Some records
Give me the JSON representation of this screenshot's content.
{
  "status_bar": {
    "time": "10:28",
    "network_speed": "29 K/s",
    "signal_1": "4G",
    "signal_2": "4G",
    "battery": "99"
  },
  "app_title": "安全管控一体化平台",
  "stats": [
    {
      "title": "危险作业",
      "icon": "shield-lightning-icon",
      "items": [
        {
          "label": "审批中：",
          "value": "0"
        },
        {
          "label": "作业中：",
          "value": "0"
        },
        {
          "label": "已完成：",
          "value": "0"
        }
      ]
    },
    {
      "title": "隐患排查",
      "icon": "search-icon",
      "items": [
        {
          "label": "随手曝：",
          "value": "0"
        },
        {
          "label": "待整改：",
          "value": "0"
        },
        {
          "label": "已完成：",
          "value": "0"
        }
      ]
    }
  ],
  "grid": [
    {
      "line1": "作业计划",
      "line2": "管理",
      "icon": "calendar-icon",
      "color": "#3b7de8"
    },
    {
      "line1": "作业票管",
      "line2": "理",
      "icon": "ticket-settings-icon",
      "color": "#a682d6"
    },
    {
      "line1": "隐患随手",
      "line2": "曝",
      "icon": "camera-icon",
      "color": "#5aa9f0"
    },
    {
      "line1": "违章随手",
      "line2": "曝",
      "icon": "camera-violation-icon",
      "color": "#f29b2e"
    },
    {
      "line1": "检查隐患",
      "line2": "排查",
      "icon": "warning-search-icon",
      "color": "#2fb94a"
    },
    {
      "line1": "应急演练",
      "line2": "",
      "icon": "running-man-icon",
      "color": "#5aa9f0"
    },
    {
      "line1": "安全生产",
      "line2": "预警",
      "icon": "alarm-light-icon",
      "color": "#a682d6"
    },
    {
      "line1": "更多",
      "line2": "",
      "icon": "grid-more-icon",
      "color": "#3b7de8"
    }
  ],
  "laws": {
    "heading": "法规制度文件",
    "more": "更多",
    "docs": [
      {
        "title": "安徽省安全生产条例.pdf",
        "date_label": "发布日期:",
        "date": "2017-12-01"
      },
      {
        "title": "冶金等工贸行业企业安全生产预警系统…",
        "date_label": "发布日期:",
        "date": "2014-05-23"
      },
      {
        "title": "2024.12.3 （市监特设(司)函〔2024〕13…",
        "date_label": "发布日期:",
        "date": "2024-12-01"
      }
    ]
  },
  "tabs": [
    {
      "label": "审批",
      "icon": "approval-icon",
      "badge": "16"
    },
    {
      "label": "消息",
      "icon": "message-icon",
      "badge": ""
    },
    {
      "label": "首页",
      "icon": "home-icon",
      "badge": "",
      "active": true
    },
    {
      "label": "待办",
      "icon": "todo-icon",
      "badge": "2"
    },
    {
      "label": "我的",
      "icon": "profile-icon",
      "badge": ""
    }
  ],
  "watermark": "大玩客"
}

## [Set task]
Repeat the material above in full, quoting it exactly.

## [Output of the task]
Give me the JSON representation of this screenshot's content.
{
  "status_bar": {
    "time": "10:28",
    "network_speed": "29 K/s",
    "signal_1": "4G",
    "signal_2": "4G",
    "battery": "99"
  },
  "app_title": "安全管控一体化平台",
  "stats": [
    {
      "title": "危险作业",
      "icon": "shield-lightning-icon",
      "items": [
        {
          "label": "审批中：",
          "value": "0"
        },
        {
          "label": "作业中：",
          "value": "0"
        },
        {
          "label": "已完成：",
          "value": "0"
        }
      ]
    },
    {
      "title": "隐患排查",
      "icon": "search-icon",
      "items": [
        {
          "label": "随手曝：",
          "value": "0"
        },
        {
          "label": "待整改：",
          "value": "0"
        },
        {
          "label": "已完成：",
          "value": "0"
        }
      ]
    }
  ],
  "grid": [
    {
      "line1": "作业计划",
      "line2": "管理",
      "icon": "calendar-icon",
      "color": "#3b7de8"
    },
    {
      "line1": "作业票管",
      "line2": "理",
      "icon": "ticket-settings-icon",
      "color": "#a682d6"
    },
    {
      "line1": "隐患随手",
      "line2": "曝",
      "icon": "camera-icon",
      "color": "#5aa9f0"
    },
    {
      "line1": "违章随手",
      "line2": "曝",
      "icon": "camera-violation-icon",
      "color": "#f29b2e"
    },
    {
      "line1": "检查隐患",
      "line2": "排查",
      "icon": "warning-search-icon",
      "color": "#2fb94a"
    },
    {
      "line1": "应急演练",
      "line2": "",
      "icon": "running-man-icon",
      "color": "#5aa9f0"
    },
    {
      "line1": "安全生产",
      "line2": "预警",
      "icon": "alarm-light-icon",
      "color": "#a682d6"
    },
    {
      "line1": "更多",
      "line2": "",
      "icon": "grid-more-icon",
      "color": "#3b7de8"
    }
  ],
  "laws": {
    "heading": "法规制度文件",
    "more": "更多",
    "docs": [
      {
        "title": "安徽省安全生产条例.pdf",
        "date_label": "发布日期:",
        "date": "2017-12-01"
      },
      {
        "title": "冶金等工贸行业企业安全生产预警系统…",
        "date_label": "发布日期:",
        "date": "2014-05-23"
      },
      {
        "title": "2024.12.3 （市监特设(司)函〔2024〕13…",
        "date_label": "发布日期:",
        "date": "2024-12-01"
      }
    ]
  },
  "tabs": [
    {
      "label": "审批",
      "icon": "approval-icon",
      "badge": "16"
    },
    {
      "label": "消息",
      "icon": "message-icon",
      "badge": ""
    },
    {
      "label": "首页",
      "icon": "home-icon",
      "badge": "",
      "active": true
    },
    {
      "label": "待办",
      "icon": "todo-icon",
      "badge": "2"
    },
    {
      "label": "我的",
      "icon": "profile-icon",
      "badge": ""
    }
  ],
  "watermark": "大玩客"
}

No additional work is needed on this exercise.